**Aim of the task**
Copy out each line containing "World" from the entries below.

**Records for this task**
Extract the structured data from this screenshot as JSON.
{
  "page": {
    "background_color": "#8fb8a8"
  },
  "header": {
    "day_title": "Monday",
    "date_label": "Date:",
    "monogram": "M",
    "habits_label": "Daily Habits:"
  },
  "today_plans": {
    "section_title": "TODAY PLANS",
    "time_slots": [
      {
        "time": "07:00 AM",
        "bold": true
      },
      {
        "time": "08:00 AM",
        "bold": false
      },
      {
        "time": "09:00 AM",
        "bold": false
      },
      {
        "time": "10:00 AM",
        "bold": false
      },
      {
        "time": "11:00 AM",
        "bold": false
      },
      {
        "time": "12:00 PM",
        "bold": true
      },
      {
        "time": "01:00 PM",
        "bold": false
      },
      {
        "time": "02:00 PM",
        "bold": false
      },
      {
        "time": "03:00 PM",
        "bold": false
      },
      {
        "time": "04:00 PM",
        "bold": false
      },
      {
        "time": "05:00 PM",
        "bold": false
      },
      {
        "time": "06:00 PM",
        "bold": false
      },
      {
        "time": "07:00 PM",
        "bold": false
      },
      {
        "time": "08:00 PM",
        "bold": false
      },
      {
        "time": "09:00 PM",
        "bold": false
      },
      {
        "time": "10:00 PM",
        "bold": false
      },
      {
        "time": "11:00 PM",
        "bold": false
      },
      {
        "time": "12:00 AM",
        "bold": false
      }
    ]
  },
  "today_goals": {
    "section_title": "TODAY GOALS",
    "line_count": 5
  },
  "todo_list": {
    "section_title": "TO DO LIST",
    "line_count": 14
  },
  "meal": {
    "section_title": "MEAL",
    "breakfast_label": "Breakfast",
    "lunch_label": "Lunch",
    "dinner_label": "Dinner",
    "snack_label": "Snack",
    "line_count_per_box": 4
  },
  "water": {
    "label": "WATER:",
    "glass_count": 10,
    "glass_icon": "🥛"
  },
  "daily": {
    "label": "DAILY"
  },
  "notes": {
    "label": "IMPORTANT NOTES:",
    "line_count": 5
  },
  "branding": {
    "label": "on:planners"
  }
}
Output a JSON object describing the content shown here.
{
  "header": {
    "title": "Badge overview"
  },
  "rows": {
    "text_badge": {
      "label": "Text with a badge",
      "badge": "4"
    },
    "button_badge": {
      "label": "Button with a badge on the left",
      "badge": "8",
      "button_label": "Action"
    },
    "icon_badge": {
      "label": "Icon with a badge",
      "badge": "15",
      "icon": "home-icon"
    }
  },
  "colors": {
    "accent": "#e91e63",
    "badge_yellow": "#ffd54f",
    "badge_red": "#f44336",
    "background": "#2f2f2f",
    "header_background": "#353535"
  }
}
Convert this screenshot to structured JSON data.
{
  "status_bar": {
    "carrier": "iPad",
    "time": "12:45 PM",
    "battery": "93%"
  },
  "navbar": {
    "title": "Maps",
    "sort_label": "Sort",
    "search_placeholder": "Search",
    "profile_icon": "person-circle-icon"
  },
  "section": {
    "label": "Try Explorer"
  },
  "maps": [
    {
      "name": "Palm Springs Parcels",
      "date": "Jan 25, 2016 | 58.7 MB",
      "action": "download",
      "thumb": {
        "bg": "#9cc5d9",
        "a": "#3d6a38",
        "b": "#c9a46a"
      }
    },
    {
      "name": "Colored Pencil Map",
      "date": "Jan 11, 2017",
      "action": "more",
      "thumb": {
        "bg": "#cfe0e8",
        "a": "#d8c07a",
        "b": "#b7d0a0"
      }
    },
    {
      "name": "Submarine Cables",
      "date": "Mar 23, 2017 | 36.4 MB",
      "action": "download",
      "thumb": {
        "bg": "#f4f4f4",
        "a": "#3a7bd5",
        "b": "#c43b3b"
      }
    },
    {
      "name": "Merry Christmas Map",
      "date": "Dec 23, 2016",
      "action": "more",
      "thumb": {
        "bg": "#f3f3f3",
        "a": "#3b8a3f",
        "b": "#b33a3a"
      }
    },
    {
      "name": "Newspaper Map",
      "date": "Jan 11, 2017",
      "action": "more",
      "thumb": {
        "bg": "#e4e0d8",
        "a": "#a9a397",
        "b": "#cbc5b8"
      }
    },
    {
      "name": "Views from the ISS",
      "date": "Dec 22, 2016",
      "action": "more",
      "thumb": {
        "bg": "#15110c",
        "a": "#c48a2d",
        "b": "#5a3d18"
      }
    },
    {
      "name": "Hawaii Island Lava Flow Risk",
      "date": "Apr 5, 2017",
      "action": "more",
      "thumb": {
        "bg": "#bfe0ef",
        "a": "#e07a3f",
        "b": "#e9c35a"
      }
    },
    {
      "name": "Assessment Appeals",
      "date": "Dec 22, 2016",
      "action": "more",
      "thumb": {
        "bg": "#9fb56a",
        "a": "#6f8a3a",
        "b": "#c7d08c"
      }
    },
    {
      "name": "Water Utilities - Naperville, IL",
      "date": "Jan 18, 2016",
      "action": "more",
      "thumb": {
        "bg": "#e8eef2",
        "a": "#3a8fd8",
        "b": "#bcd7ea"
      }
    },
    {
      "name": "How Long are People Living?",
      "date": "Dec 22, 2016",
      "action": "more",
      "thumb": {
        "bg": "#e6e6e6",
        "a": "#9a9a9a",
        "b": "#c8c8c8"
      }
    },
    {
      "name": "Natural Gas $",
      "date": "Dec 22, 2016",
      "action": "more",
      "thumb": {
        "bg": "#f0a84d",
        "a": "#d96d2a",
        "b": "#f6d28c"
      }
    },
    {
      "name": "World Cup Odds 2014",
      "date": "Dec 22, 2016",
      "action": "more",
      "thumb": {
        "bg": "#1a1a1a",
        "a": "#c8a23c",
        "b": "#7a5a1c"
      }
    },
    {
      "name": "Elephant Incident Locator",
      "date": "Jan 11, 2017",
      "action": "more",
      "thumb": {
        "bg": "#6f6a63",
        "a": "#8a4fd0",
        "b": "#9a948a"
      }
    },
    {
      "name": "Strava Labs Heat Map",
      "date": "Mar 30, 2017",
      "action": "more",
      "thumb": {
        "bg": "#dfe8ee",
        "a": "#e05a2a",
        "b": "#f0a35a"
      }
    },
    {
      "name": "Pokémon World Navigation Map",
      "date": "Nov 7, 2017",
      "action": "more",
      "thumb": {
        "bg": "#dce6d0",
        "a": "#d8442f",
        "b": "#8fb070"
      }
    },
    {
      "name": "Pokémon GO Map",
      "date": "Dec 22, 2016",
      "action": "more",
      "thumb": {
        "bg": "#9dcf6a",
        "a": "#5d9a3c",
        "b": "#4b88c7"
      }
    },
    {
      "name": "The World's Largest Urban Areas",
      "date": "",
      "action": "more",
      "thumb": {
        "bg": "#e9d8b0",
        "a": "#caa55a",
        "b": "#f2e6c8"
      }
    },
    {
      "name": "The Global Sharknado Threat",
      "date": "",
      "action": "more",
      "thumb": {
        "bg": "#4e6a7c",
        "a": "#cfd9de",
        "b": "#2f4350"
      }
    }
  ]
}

**Exercise output**
      "name": "World Cup Odds 2014",
      "name": "Pokémon World Navigation Map",
      "name": "The World's Largest Urban Areas",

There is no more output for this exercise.